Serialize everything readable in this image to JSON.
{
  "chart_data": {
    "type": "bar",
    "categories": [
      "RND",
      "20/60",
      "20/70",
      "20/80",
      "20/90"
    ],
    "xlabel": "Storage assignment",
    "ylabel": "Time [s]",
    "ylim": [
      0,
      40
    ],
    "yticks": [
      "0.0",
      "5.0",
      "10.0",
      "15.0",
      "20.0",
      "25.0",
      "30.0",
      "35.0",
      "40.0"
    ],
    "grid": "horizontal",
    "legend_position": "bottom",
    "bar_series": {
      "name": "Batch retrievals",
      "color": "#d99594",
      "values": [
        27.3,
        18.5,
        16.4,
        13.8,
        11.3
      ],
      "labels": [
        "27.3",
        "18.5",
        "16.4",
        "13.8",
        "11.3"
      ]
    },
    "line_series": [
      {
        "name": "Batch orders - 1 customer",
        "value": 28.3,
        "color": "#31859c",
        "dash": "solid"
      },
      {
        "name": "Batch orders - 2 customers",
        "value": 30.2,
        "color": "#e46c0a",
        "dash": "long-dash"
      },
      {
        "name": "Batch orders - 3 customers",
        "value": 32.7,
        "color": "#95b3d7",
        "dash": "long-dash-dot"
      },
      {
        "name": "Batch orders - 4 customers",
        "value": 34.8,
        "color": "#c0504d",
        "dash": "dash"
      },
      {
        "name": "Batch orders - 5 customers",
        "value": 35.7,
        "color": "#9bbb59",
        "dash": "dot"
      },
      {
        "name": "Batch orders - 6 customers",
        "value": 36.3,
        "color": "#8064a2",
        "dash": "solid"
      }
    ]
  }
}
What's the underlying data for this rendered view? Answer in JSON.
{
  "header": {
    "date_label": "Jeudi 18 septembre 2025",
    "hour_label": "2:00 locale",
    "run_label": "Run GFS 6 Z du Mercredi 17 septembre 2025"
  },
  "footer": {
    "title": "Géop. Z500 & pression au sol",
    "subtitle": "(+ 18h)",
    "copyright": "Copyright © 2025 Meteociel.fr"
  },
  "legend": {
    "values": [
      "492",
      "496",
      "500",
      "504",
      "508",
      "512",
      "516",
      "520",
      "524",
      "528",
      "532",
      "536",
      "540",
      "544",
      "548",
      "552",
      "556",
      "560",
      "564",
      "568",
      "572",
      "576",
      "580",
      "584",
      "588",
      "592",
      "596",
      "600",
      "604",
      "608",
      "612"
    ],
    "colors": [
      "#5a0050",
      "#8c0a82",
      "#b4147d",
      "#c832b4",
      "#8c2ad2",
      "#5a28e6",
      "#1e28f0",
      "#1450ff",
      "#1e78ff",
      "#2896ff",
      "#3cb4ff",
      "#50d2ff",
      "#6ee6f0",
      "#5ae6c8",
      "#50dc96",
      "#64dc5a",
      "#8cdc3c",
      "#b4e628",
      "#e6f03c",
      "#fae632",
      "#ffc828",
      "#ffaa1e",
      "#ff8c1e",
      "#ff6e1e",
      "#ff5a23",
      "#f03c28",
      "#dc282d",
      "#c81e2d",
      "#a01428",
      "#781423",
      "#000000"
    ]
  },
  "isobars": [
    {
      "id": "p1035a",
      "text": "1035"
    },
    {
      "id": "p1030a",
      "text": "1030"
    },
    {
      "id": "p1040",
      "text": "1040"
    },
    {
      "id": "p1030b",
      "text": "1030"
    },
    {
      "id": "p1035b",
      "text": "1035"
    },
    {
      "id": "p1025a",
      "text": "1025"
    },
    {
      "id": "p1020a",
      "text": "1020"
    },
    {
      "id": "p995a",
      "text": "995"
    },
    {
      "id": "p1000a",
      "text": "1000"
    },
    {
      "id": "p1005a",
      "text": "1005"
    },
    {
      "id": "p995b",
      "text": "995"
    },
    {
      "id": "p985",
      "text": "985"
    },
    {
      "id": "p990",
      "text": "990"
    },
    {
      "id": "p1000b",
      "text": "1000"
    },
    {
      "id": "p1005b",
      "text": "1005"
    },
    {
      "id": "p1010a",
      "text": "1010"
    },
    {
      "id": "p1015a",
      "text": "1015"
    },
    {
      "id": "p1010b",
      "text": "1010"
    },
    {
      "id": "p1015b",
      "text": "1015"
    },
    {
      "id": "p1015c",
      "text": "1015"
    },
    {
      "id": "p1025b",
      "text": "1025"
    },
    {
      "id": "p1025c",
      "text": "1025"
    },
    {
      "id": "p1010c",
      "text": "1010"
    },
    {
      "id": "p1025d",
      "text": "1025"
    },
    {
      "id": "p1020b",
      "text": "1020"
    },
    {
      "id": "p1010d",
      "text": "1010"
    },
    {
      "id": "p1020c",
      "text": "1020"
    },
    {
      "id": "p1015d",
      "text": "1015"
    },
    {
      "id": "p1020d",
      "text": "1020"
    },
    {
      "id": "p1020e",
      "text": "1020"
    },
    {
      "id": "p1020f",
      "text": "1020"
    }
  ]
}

→ **Task description**
Output the records exactly, including every line.

→ **Worked solution**
Serialize everything readable in this image to JSON.
{
  "chart_data": {
    "type": "bar",
    "categories": [
      "RND",
      "20/60",
      "20/70",
      "20/80",
      "20/90"
    ],
    "xlabel": "Storage assignment",
    "ylabel": "Time [s]",
    "ylim": [
      0,
      40
    ],
    "yticks": [
      "0.0",
      "5.0",
      "10.0",
      "15.0",
      "20.0",
      "25.0",
      "30.0",
      "35.0",
      "40.0"
    ],
    "grid": "horizontal",
    "legend_position": "bottom",
    "bar_series": {
      "name": "Batch retrievals",
      "color": "#d99594",
      "values": [
        27.3,
        18.5,
        16.4,
        13.8,
        11.3
      ],
      "labels": [
        "27.3",
        "18.5",
        "16.4",
        "13.8",
        "11.3"
      ]
    },
    "line_series": [
      {
        "name": "Batch orders - 1 customer",
        "value": 28.3,
        "color": "#31859c",
        "dash": "solid"
      },
      {
        "name": "Batch orders - 2 customers",
        "value": 30.2,
        "color": "#e46c0a",
        "dash": "long-dash"
      },
      {
        "name": "Batch orders - 3 customers",
        "value": 32.7,
        "color": "#95b3d7",
        "dash": "long-dash-dot"
      },
      {
        "name": "Batch orders - 4 customers",
        "value": 34.8,
        "color": "#c0504d",
        "dash": "dash"
      },
      {
        "name": "Batch orders - 5 customers",
        "value": 35.7,
        "color": "#9bbb59",
        "dash": "dot"
      },
      {
        "name": "Batch orders - 6 customers",
        "value": 36.3,
        "color": "#8064a2",
        "dash": "solid"
      }
    ]
  }
}
What's the underlying data for this rendered view? Answer in JSON.
{
  "header": {
    "date_label": "Jeudi 18 septembre 2025",
    "hour_label": "2:00 locale",
    "run_label": "Run GFS 6 Z du Mercredi 17 septembre 2025"
  },
  "footer": {
    "title": "Géop. Z500 & pression au sol",
    "subtitle": "(+ 18h)",
    "copyright": "Copyright © 2025 Meteociel.fr"
  },
  "legend": {
    "values": [
      "492",
      "496",
      "500",
      "504",
      "508",
      "512",
      "516",
      "520",
      "524",
      "528",
      "532",
      "536",
      "540",
      "544",
      "548",
      "552",
      "556",
      "560",
      "564",
      "568",
      "572",
      "576",
      "580",
      "584",
      "588",
      "592",
      "596",
      "600",
      "604",
      "608",
      "612"
    ],
    "colors": [
      "#5a0050",
      "#8c0a82",
      "#b4147d",
      "#c832b4",
      "#8c2ad2",
      "#5a28e6",
      "#1e28f0",
      "#1450ff",
      "#1e78ff",
      "#2896ff",
      "#3cb4ff",
      "#50d2ff",
      "#6ee6f0",
      "#5ae6c8",
      "#50dc96",
      "#64dc5a",
      "#8cdc3c",
      "#b4e628",
      "#e6f03c",
      "#fae632",
      "#ffc828",
      "#ffaa1e",
      "#ff8c1e",
      "#ff6e1e",
      "#ff5a23",
      "#f03c28",
      "#dc282d",
      "#c81e2d",
      "#a01428",
      "#781423",
      "#000000"
    ]
  },
  "isobars": [
    {
      "id": "p1035a",
      "text": "1035"
    },
    {
      "id": "p1030a",
      "text": "1030"
    },
    {
      "id": "p1040",
      "text": "1040"
    },
    {
      "id": "p1030b",
      "text": "1030"
    },
    {
      "id": "p1035b",
      "text": "1035"
    },
    {
      "id": "p1025a",
      "text": "1025"
    },
    {
      "id": "p1020a",
      "text": "1020"
    },
    {
      "id": "p995a",
      "text": "995"
    },
    {
      "id": "p1000a",
      "text": "1000"
    },
    {
      "id": "p1005a",
      "text": "1005"
    },
    {
      "id": "p995b",
      "text": "995"
    },
    {
      "id": "p985",
      "text": "985"
    },
    {
      "id": "p990",
      "text": "990"
    },
    {
      "id": "p1000b",
      "text": "1000"
    },
    {
      "id": "p1005b",
      "text": "1005"
    },
    {
      "id": "p1010a",
      "text": "1010"
    },
    {
      "id": "p1015a",
      "text": "1015"
    },
    {
      "id": "p1010b",
      "text": "1010"
    },
    {
      "id": "p1015b",
      "text": "1015"
    },
    {
      "id": "p1015c",
      "text": "1015"
    },
    {
      "id": "p1025b",
      "text": "1025"
    },
    {
      "id": "p1025c",
      "text": "1025"
    },
    {
      "id": "p1010c",
      "text": "1010"
    },
    {
      "id": "p1025d",
      "text": "1025"
    },
    {
      "id": "p1020b",
      "text": "1020"
    },
    {
      "id": "p1010d",
      "text": "1010"
    },
    {
      "id": "p1020c",
      "text": "1020"
    },
    {
      "id": "p1015d",
      "text": "1015"
    },
    {
      "id": "p1020d",
      "text": "1020"
    },
    {
      "id": "p1020e",
      "text": "1020"
    },
    {
      "id": "p1020f",
      "text": "1020"
    }
  ]
}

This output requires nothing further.